Data records ->
################

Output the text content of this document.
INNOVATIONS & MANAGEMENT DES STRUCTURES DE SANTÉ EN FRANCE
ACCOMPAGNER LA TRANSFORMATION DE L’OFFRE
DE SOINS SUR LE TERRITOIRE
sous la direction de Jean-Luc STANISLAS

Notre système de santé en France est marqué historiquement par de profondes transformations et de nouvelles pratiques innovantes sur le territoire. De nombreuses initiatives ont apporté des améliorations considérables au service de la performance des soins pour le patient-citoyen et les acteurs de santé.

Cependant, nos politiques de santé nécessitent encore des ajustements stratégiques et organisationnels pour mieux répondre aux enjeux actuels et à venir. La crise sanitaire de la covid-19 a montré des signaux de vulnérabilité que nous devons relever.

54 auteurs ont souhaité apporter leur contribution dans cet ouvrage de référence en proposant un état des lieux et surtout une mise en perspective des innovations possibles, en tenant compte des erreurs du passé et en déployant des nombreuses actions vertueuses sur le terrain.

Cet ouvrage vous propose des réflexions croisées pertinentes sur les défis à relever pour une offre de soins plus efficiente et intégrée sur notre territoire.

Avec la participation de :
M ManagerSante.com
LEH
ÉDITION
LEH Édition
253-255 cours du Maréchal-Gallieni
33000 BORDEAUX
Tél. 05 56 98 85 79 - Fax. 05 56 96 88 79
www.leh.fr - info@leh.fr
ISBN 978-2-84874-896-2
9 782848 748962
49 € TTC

################

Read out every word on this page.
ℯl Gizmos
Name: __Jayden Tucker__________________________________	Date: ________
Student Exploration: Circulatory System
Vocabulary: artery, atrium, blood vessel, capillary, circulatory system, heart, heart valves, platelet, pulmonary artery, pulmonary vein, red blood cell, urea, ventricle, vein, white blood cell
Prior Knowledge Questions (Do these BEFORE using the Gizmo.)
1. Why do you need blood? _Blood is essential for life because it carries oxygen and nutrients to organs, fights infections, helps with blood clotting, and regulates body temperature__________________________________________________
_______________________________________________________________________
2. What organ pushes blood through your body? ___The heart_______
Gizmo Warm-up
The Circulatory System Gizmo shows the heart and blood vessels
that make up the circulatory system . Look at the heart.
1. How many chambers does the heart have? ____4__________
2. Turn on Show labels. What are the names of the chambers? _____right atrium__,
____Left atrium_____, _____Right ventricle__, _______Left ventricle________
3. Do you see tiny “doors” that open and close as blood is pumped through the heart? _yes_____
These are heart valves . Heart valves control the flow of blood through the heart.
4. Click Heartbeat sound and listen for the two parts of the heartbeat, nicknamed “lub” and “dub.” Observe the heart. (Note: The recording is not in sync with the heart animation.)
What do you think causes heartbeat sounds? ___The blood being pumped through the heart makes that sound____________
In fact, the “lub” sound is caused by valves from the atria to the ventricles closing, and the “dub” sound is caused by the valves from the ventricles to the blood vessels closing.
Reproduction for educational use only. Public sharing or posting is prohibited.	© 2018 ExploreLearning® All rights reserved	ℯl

################

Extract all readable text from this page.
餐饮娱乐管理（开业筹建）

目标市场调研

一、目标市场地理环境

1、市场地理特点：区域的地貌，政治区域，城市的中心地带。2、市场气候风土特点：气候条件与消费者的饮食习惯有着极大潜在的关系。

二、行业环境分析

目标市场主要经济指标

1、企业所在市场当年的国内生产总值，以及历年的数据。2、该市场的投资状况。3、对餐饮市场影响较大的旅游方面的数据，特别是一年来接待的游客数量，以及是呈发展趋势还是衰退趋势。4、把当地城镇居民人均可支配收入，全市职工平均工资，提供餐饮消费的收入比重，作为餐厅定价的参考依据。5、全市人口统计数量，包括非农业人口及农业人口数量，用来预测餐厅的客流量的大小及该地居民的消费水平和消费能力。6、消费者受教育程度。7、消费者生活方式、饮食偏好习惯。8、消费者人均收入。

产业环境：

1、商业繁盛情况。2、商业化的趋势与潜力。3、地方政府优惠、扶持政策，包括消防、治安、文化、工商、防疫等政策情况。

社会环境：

################

Which lines contain "page"? Copy each of them out.

Read out every word on this page.
Extract all readable text from this page.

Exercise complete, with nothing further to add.